Written exercise.
Copy out every record precisely.

Dataset excerpts:
>> START

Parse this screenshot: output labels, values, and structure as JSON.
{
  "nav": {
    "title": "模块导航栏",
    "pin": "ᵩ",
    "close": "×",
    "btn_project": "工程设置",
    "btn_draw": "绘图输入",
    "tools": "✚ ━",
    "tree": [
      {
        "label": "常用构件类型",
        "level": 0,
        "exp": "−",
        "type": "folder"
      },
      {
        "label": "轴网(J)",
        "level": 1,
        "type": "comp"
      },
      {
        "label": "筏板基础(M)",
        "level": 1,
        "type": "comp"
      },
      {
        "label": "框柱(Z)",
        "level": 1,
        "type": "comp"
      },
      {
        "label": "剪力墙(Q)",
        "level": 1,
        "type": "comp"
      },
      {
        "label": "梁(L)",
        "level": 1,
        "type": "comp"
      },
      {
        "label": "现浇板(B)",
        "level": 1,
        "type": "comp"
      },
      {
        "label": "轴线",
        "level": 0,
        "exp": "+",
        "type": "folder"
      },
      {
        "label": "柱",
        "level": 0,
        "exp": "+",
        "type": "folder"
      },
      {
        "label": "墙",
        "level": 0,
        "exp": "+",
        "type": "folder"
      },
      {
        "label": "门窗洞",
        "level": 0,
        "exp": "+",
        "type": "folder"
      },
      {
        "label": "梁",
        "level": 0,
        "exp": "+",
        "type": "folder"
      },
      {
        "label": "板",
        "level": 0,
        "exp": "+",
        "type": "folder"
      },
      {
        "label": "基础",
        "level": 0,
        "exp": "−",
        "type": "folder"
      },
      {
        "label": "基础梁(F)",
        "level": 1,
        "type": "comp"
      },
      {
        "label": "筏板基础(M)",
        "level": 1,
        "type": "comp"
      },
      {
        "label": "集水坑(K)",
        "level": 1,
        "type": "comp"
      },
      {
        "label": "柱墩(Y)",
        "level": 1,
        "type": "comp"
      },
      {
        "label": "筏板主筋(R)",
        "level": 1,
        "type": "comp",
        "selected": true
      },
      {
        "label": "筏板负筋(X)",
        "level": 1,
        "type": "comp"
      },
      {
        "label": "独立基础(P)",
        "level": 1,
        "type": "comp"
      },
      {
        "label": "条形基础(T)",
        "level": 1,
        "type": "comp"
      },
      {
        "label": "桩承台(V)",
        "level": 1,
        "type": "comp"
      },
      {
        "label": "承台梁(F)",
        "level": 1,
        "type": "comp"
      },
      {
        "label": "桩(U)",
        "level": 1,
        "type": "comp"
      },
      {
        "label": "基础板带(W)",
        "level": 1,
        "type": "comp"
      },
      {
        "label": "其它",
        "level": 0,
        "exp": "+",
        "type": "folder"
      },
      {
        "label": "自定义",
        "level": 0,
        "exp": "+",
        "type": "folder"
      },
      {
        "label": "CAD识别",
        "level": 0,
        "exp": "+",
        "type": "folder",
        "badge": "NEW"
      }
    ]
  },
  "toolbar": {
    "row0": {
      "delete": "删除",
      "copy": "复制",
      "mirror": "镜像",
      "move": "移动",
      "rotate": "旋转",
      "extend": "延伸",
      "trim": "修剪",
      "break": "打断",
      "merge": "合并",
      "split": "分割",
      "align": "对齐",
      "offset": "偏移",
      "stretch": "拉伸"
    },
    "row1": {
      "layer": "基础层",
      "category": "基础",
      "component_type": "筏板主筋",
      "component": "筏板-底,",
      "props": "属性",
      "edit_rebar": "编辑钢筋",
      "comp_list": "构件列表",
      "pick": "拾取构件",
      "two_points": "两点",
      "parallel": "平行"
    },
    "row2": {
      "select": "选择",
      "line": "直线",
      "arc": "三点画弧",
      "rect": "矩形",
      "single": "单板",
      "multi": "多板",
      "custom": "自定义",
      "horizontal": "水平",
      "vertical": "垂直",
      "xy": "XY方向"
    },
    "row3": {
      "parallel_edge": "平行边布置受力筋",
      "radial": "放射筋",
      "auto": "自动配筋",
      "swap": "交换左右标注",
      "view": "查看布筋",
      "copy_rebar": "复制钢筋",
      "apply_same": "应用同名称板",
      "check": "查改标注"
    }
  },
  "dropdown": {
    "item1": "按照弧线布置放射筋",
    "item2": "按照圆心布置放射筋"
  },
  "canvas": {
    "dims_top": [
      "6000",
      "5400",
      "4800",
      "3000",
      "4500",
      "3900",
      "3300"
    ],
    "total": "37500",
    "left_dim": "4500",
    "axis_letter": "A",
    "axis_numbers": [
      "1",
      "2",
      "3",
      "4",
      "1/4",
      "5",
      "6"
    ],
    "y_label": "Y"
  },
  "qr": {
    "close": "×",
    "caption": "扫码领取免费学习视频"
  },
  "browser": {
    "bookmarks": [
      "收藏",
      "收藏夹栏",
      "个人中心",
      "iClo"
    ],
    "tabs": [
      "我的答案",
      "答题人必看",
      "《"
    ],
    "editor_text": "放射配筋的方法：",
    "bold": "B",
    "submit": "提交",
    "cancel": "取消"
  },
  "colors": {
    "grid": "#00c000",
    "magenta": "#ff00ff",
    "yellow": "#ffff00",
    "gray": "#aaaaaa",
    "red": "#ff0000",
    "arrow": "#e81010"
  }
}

>> END

Exercise result.
Parse this screenshot: output labels, values, and structure as JSON.
{
  "nav": {
    "title": "模块导航栏",
    "pin": "ᵩ",
    "close": "×",
    "btn_project": "工程设置",
    "btn_draw": "绘图输入",
    "tools": "✚ ━",
    "tree": [
      {
        "label": "常用构件类型",
        "level": 0,
        "exp": "−",
        "type": "folder"
      },
      {
        "label": "轴网(J)",
        "level": 1,
        "type": "comp"
      },
      {
        "label": "筏板基础(M)",
        "level": 1,
        "type": "comp"
      },
      {
        "label": "框柱(Z)",
        "level": 1,
        "type": "comp"
      },
      {
        "label": "剪力墙(Q)",
        "level": 1,
        "type": "comp"
      },
      {
        "label": "梁(L)",
        "level": 1,
        "type": "comp"
      },
      {
        "label": "现浇板(B)",
        "level": 1,
        "type": "comp"
      },
      {
        "label": "轴线",
        "level": 0,
        "exp": "+",
        "type": "folder"
      },
      {
        "label": "柱",
        "level": 0,
        "exp": "+",
        "type": "folder"
      },
      {
        "label": "墙",
        "level": 0,
        "exp": "+",
        "type": "folder"
      },
      {
        "label": "门窗洞",
        "level": 0,
        "exp": "+",
        "type": "folder"
      },
      {
        "label": "梁",
        "level": 0,
        "exp": "+",
        "type": "folder"
      },
      {
        "label": "板",
        "level": 0,
        "exp": "+",
        "type": "folder"
      },
      {
        "label": "基础",
        "level": 0,
        "exp": "−",
        "type": "folder"
      },
      {
        "label": "基础梁(F)",
        "level": 1,
        "type": "comp"
      },
      {
        "label": "筏板基础(M)",
        "level": 1,
        "type": "comp"
      },
      {
        "label": "集水坑(K)",
        "level": 1,
        "type": "comp"
      },
      {
        "label": "柱墩(Y)",
        "level": 1,
        "type": "comp"
      },
      {
        "label": "筏板主筋(R)",
        "level": 1,
        "type": "comp",
        "selected": true
      },
      {
        "label": "筏板负筋(X)",
        "level": 1,
        "type": "comp"
      },
      {
        "label": "独立基础(P)",
        "level": 1,
        "type": "comp"
      },
      {
        "label": "条形基础(T)",
        "level": 1,
        "type": "comp"
      },
      {
        "label": "桩承台(V)",
        "level": 1,
        "type": "comp"
      },
      {
        "label": "承台梁(F)",
        "level": 1,
        "type": "comp"
      },
      {
        "label": "桩(U)",
        "level": 1,
        "type": "comp"
      },
      {
        "label": "基础板带(W)",
        "level": 1,
        "type": "comp"
      },
      {
        "label": "其它",
        "level": 0,
        "exp": "+",
        "type": "folder"
      },
      {
        "label": "自定义",
        "level": 0,
        "exp": "+",
        "type": "folder"
      },
      {
        "label": "CAD识别",
        "level": 0,
        "exp": "+",
        "type": "folder",
        "badge": "NEW"
      }
    ]
  },
  "toolbar": {
    "row0": {
      "delete": "删除",
      "copy": "复制",
      "mirror": "镜像",
      "move": "移动",
      "rotate": "旋转",
      "extend": "延伸",
      "trim": "修剪",
      "break": "打断",
      "merge": "合并",
      "split": "分割",
      "align": "对齐",
      "offset": "偏移",
      "stretch": "拉伸"
    },
    "row1": {
      "layer": "基础层",
      "category": "基础",
      "component_type": "筏板主筋",
      "component": "筏板-底,",
      "props": "属性",
      "edit_rebar": "编辑钢筋",
      "comp_list": "构件列表",
      "pick": "拾取构件",
      "two_points": "两点",
      "parallel": "平行"
    },
    "row2": {
      "select": "选择",
      "line": "直线",
      "arc": "三点画弧",
      "rect": "矩形",
      "single": "单板",
      "multi": "多板",
      "custom": "自定义",
      "horizontal": "水平",
      "vertical": "垂直",
      "xy": "XY方向"
    },
    "row3": {
      "parallel_edge": "平行边布置受力筋",
      "radial": "放射筋",
      "auto": "自动配筋",
      "swap": "交换左右标注",
      "view": "查看布筋",
      "copy_rebar": "复制钢筋",
      "apply_same": "应用同名称板",
      "check": "查改标注"
    }
  },
  "dropdown": {
    "item1": "按照弧线布置放射筋",
    "item2": "按照圆心布置放射筋"
  },
  "canvas": {
    "dims_top": [
      "6000",
      "5400",
      "4800",
      "3000",
      "4500",
      "3900",
      "3300"
    ],
    "total": "37500",
    "left_dim": "4500",
    "axis_letter": "A",
    "axis_numbers": [
      "1",
      "2",
      "3",
      "4",
      "1/4",
      "5",
      "6"
    ],
    "y_label": "Y"
  },
  "qr": {
    "close": "×",
    "caption": "扫码领取免费学习视频"
  },
  "browser": {
    "bookmarks": [
      "收藏",
      "收藏夹栏",
      "个人中心",
      "iClo"
    ],
    "tabs": [
      "我的答案",
      "答题人必看",
      "《"
    ],
    "editor_text": "放射配筋的方法：",
    "bold": "B",
    "submit": "提交",
    "cancel": "取消"
  },
  "colors": {
    "grid": "#00c000",
    "magenta": "#ff00ff",
    "yellow": "#ffff00",
    "gray": "#aaaaaa",
    "red": "#ff0000",
    "arrow": "#e81010"
  }
}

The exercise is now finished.